Requirement. Using the entries that follow, state how many lines contain the word "from". The response is that number and nothing more.

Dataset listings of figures
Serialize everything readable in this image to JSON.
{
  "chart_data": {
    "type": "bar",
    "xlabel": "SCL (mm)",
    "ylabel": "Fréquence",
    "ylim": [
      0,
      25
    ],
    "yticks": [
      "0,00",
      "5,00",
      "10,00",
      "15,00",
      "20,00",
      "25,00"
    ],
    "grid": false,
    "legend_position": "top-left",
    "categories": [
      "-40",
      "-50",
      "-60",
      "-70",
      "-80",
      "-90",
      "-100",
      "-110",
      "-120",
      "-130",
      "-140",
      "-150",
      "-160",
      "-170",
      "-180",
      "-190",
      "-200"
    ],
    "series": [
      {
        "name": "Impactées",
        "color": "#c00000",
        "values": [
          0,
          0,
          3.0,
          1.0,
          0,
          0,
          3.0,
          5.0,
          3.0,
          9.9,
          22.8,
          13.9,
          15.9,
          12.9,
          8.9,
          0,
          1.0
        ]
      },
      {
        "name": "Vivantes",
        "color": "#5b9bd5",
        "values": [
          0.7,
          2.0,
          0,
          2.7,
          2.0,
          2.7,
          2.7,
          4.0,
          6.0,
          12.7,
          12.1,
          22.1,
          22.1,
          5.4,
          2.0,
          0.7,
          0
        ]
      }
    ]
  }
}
...
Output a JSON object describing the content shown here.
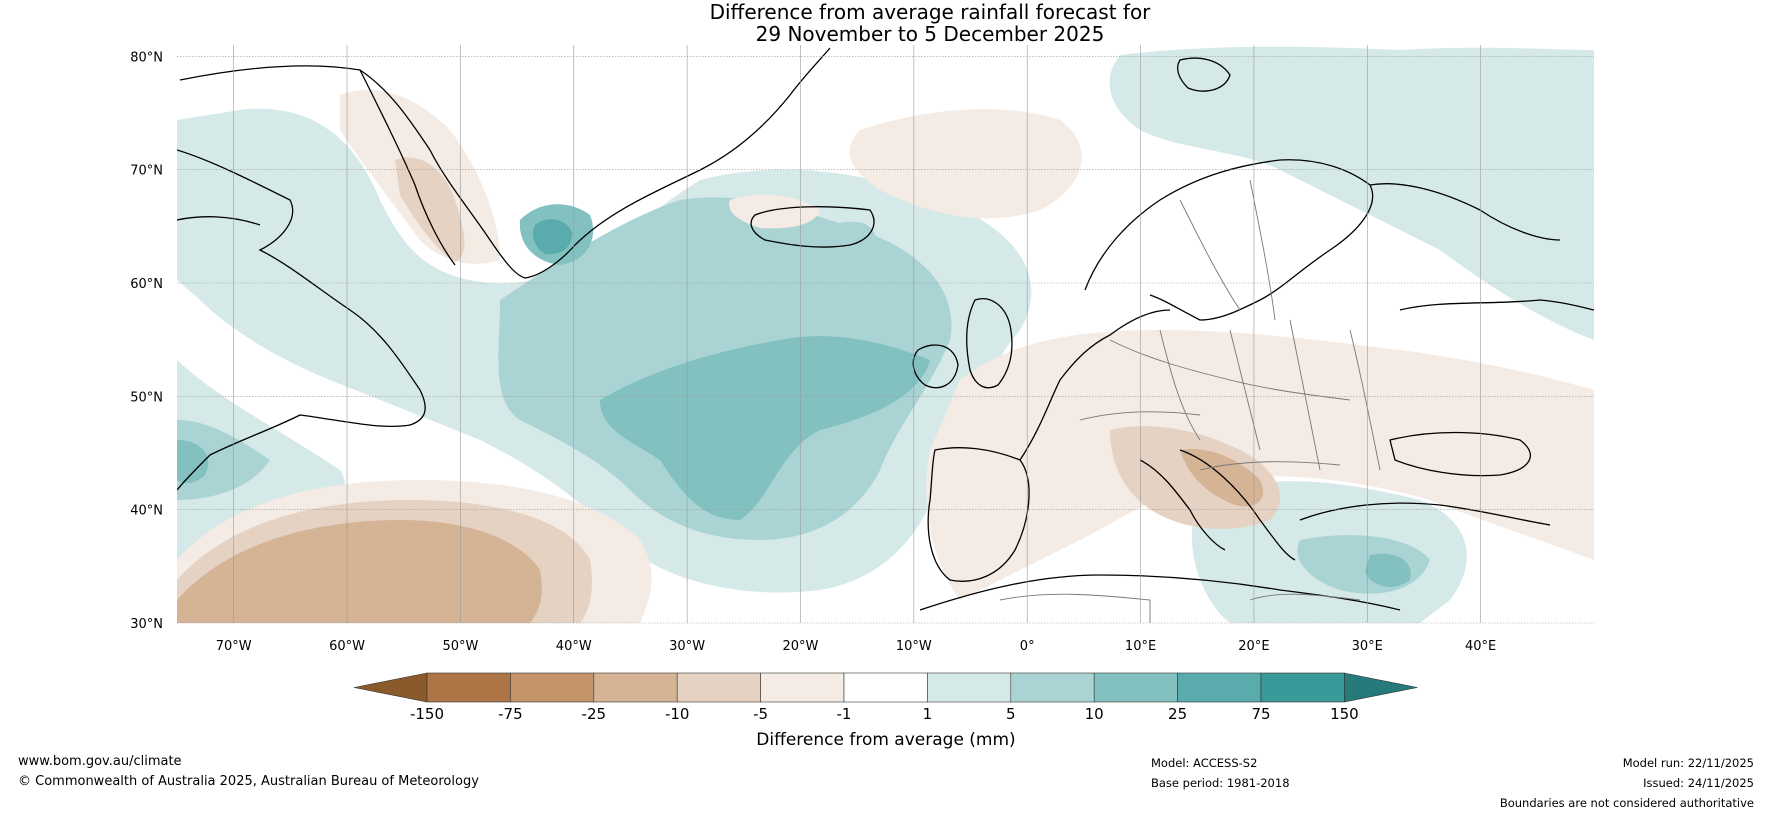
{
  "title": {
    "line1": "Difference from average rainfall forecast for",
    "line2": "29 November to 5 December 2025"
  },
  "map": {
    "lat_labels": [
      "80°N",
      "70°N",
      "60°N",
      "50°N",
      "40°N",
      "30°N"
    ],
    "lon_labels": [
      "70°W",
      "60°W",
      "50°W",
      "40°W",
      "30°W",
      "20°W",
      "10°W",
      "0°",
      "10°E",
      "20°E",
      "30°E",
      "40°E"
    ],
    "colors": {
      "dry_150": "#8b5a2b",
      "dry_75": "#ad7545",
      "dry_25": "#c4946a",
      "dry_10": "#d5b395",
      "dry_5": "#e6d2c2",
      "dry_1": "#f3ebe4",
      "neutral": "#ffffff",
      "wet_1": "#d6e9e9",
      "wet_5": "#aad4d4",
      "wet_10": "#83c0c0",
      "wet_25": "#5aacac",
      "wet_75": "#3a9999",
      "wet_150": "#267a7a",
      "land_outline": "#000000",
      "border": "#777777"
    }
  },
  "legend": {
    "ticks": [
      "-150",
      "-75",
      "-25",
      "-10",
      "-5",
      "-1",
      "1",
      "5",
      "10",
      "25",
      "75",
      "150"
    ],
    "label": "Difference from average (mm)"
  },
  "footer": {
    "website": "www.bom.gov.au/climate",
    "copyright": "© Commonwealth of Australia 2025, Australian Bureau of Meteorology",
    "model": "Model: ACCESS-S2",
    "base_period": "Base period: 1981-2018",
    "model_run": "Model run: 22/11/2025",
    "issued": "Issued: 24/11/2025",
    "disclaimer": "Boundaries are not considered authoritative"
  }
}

Complete answer. 2